Send back the records in full, character for character.

Stored entries
++++++++++++++++++++
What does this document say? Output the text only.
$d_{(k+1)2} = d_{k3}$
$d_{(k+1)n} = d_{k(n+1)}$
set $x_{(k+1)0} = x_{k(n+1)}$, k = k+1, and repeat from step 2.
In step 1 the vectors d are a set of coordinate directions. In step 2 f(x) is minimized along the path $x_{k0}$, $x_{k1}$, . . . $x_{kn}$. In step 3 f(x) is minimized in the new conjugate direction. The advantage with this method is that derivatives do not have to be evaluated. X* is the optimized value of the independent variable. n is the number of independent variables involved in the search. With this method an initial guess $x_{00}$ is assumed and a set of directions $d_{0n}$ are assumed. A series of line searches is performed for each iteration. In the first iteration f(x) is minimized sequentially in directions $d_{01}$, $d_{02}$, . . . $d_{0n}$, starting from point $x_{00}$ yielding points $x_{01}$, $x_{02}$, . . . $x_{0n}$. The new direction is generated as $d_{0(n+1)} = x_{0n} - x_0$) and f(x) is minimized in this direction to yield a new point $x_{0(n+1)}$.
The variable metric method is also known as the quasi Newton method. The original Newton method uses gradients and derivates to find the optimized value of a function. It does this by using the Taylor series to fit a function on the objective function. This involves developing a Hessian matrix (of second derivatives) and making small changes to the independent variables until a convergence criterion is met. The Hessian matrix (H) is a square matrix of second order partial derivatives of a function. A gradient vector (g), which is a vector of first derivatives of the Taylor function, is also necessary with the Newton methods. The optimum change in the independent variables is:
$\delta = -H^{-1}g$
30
++++++++++++++++++++
Written reply -
What does this document say? Output the text only.
$d_{(k+1)2} = d_{k3}$
$d_{(k+1)n} = d_{k(n+1)}$
set $x_{(k+1)0} = x_{k(n+1)}$, k = k+1, and repeat from step 2.
In step 1 the vectors d are a set of coordinate directions. In step 2 f(x) is minimized along the path $x_{k0}$, $x_{k1}$, . . . $x_{kn}$. In step 3 f(x) is minimized in the new conjugate direction. The advantage with this method is that derivatives do not have to be evaluated. X* is the optimized value of the independent variable. n is the number of independent variables involved in the search. With this method an initial guess $x_{00}$ is assumed and a set of directions $d_{0n}$ are assumed. A series of line searches is performed for each iteration. In the first iteration f(x) is minimized sequentially in directions $d_{01}$, $d_{02}$, . . . $d_{0n}$, starting from point $x_{00}$ yielding points $x_{01}$, $x_{02}$, . . . $x_{0n}$. The new direction is generated as $d_{0(n+1)} = x_{0n} - x_0$) and f(x) is minimized in this direction to yield a new point $x_{0(n+1)}$.
The variable metric method is also known as the quasi Newton method. The original Newton method uses gradients and derivates to find the optimized value of a function. It does this by using the Taylor series to fit a function on the objective function. This involves developing a Hessian matrix (of second derivatives) and making small changes to the independent variables until a convergence criterion is met. The Hessian matrix (H) is a square matrix of second order partial derivatives of a function. A gradient vector (g), which is a vector of first derivatives of the Taylor function, is also necessary with the Newton methods. The optimum change in the independent variables is:
$\delta = -H^{-1}g$
30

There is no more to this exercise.